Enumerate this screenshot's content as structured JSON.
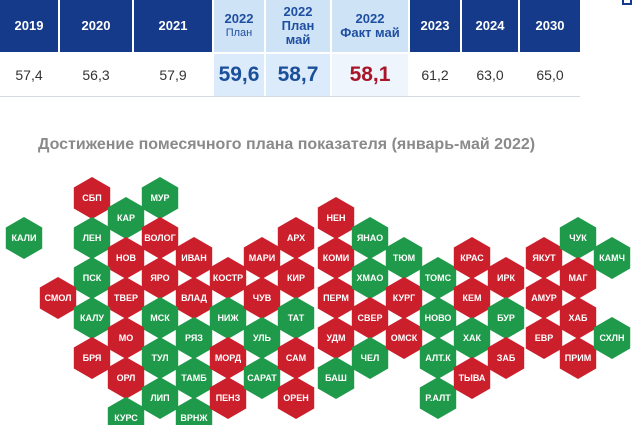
{
  "table": {
    "headers": [
      {
        "top": "2019",
        "sub": "",
        "style": "dark"
      },
      {
        "top": "2020",
        "sub": "",
        "style": "dark"
      },
      {
        "top": "2021",
        "sub": "",
        "style": "dark"
      },
      {
        "top": "2022",
        "sub": "План",
        "style": "light"
      },
      {
        "top": "2022",
        "sub": "План май",
        "style": "light"
      },
      {
        "top": "2022",
        "sub": "Факт май",
        "style": "light"
      },
      {
        "top": "2023",
        "sub": "",
        "style": "dark"
      },
      {
        "top": "2024",
        "sub": "",
        "style": "dark"
      },
      {
        "top": "2030",
        "sub": "",
        "style": "dark"
      }
    ],
    "values": [
      "57,4",
      "56,3",
      "57,9",
      "59,6",
      "58,7",
      "58,1",
      "61,2",
      "63,0",
      "65,0"
    ]
  },
  "title": "Достижение помесячного плана показателя (январь-май 2022)",
  "colors": {
    "green": "#1f9a4a",
    "red": "#cc1f2c",
    "header": "#163a8a"
  },
  "regions": [
    {
      "label": "КАЛИ",
      "status": "green"
    },
    {
      "label": "СБП",
      "status": "red"
    },
    {
      "label": "МУР",
      "status": "green"
    },
    {
      "label": "КАР",
      "status": "green"
    },
    {
      "label": "ЛЕН",
      "status": "green"
    },
    {
      "label": "ВОЛОГ",
      "status": "red"
    },
    {
      "label": "НОВ",
      "status": "red"
    },
    {
      "label": "ИВАН",
      "status": "red"
    },
    {
      "label": "ПСК",
      "status": "green"
    },
    {
      "label": "ЯРО",
      "status": "red"
    },
    {
      "label": "СМОЛ",
      "status": "red"
    },
    {
      "label": "ТВЕР",
      "status": "red"
    },
    {
      "label": "ВЛАД",
      "status": "red"
    },
    {
      "label": "КАЛУ",
      "status": "green"
    },
    {
      "label": "МСК",
      "status": "green"
    },
    {
      "label": "МО",
      "status": "red"
    },
    {
      "label": "РЯЗ",
      "status": "green"
    },
    {
      "label": "БРЯ",
      "status": "red"
    },
    {
      "label": "ТУЛ",
      "status": "green"
    },
    {
      "label": "ОРЛ",
      "status": "red"
    },
    {
      "label": "ТАМБ",
      "status": "green"
    },
    {
      "label": "ЛИП",
      "status": "green"
    },
    {
      "label": "КУРС",
      "status": "green"
    },
    {
      "label": "ВРНЖ",
      "status": "green"
    },
    {
      "label": "КОСТР",
      "status": "red"
    },
    {
      "label": "НИЖ",
      "status": "green"
    },
    {
      "label": "МОРД",
      "status": "red"
    },
    {
      "label": "ПЕНЗ",
      "status": "red"
    },
    {
      "label": "МАРИ",
      "status": "red"
    },
    {
      "label": "ЧУВ",
      "status": "red"
    },
    {
      "label": "УЛЬ",
      "status": "green"
    },
    {
      "label": "САРАТ",
      "status": "green"
    },
    {
      "label": "АРХ",
      "status": "red"
    },
    {
      "label": "КИР",
      "status": "red"
    },
    {
      "label": "ТАТ",
      "status": "green"
    },
    {
      "label": "САМ",
      "status": "red"
    },
    {
      "label": "ОРЕН",
      "status": "red"
    },
    {
      "label": "НЕН",
      "status": "red"
    },
    {
      "label": "КОМИ",
      "status": "red"
    },
    {
      "label": "ПЕРМ",
      "status": "red"
    },
    {
      "label": "УДМ",
      "status": "red"
    },
    {
      "label": "БАШ",
      "status": "green"
    },
    {
      "label": "ЯНАО",
      "status": "green"
    },
    {
      "label": "ХМАО",
      "status": "green"
    },
    {
      "label": "СВЕР",
      "status": "red"
    },
    {
      "label": "ЧЕЛ",
      "status": "green"
    },
    {
      "label": "ТЮМ",
      "status": "green"
    },
    {
      "label": "КУРГ",
      "status": "red"
    },
    {
      "label": "ОМСК",
      "status": "red"
    },
    {
      "label": "ТОМС",
      "status": "green"
    },
    {
      "label": "НОВО",
      "status": "green"
    },
    {
      "label": "АЛТ.К",
      "status": "green"
    },
    {
      "label": "Р.АЛТ",
      "status": "green"
    },
    {
      "label": "КРАС",
      "status": "red"
    },
    {
      "label": "КЕМ",
      "status": "red"
    },
    {
      "label": "ХАК",
      "status": "green"
    },
    {
      "label": "ТЫВА",
      "status": "red"
    },
    {
      "label": "ИРК",
      "status": "red"
    },
    {
      "label": "БУР",
      "status": "green"
    },
    {
      "label": "ЗАБ",
      "status": "red"
    },
    {
      "label": "ЯКУТ",
      "status": "red"
    },
    {
      "label": "АМУР",
      "status": "red"
    },
    {
      "label": "ЕВР",
      "status": "red"
    },
    {
      "label": "ЧУК",
      "status": "green"
    },
    {
      "label": "МАГ",
      "status": "red"
    },
    {
      "label": "ХАБ",
      "status": "red"
    },
    {
      "label": "ПРИМ",
      "status": "red"
    },
    {
      "label": "КАМЧ",
      "status": "green"
    },
    {
      "label": "СХЛН",
      "status": "green"
    }
  ]
}
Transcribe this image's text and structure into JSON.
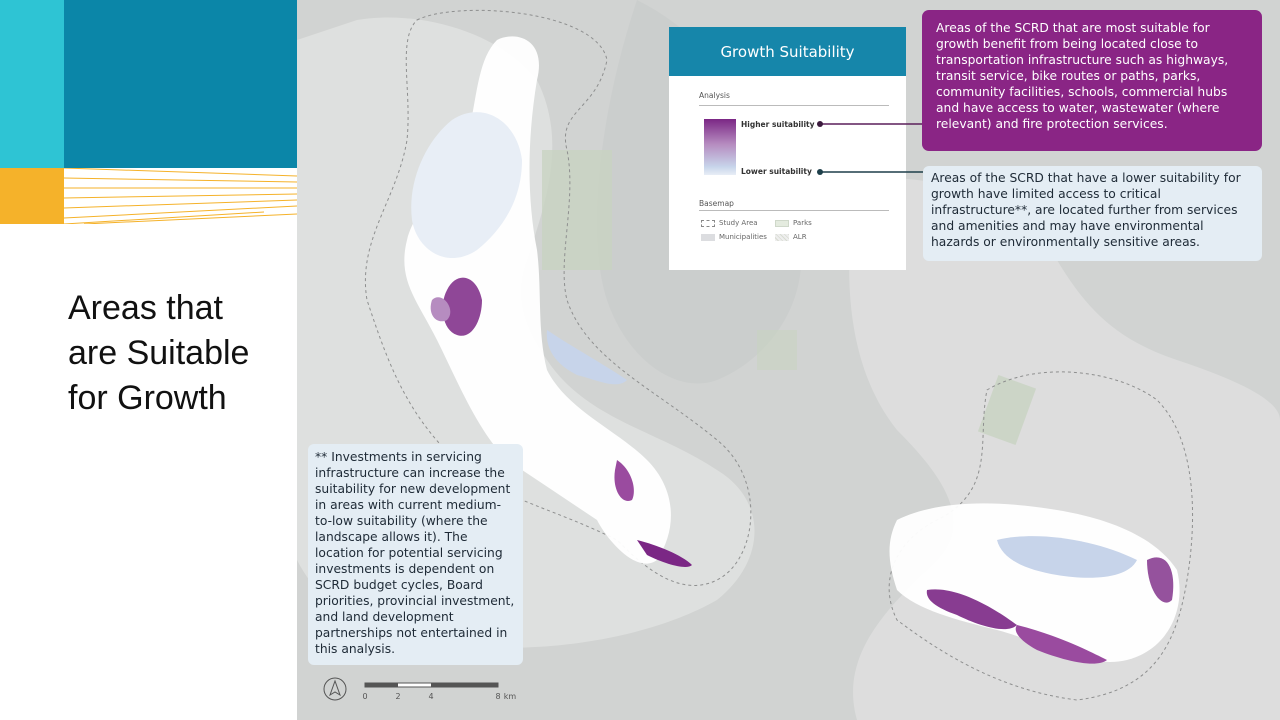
{
  "slide": {
    "title": "Areas that\nare Suitable\nfor Growth"
  },
  "legend": {
    "title": "Growth Suitability",
    "analysis_heading": "Analysis",
    "higher_label": "Higher suitability",
    "lower_label": "Lower suitability",
    "basemap_heading": "Basemap",
    "basemap_items": [
      "Study Area",
      "Parks",
      "Municipalities",
      "ALR"
    ]
  },
  "callouts": {
    "high": "Areas of the SCRD that are most suitable for growth benefit from being located close to transportation infrastructure such as highways, transit service, bike routes or paths, parks, community facilities, schools, commercial hubs and have access to water, wastewater (where relevant) and fire protection services.",
    "low": "Areas of the SCRD that have a lower suitability for growth have limited access to critical infrastructure**, are located further from services and amenities and may have environmental hazards or environmentally sensitive areas.",
    "note": "** Investments in servicing infrastructure can increase the suitability for new development in areas with current medium-to-low suitability (where the landscape allows it). The location for potential servicing investments is dependent on SCRD budget cycles, Board priorities, provincial investment, and land development partnerships not entertained in this analysis."
  },
  "scale_bar": {
    "ticks": [
      "0",
      "2",
      "4",
      "8"
    ],
    "unit": "km"
  },
  "colors": {
    "higher_suitability": "#7b2785",
    "lower_suitability": "#e8eef6",
    "legend_header": "#1686aa",
    "callout_high_bg": "#8a2585",
    "callout_low_bg": "#e4edf4",
    "accent_cyan": "#2ec4d4",
    "accent_blue": "#0b86a8",
    "accent_yellow": "#f5b22a"
  },
  "icons": {
    "north_arrow": "north-arrow-icon"
  }
}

Goal
Each line in the data that holds the string "from" should be found and copied.

Full solution
    "high": "Areas of the SCRD that are most suitable for growth benefit from being located close to transportation infrastructure such as highways, transit service, bike routes or paths, parks, community facilities, schools, commercial hubs and have access to water, wastewater (where relevant) and fire protection services.",
    "low": "Areas of the SCRD that have a lower suitability for growth have limited access to critical infrastructure**, are located further from services and amenities and may have environmental hazards or environmentally sensitive areas.",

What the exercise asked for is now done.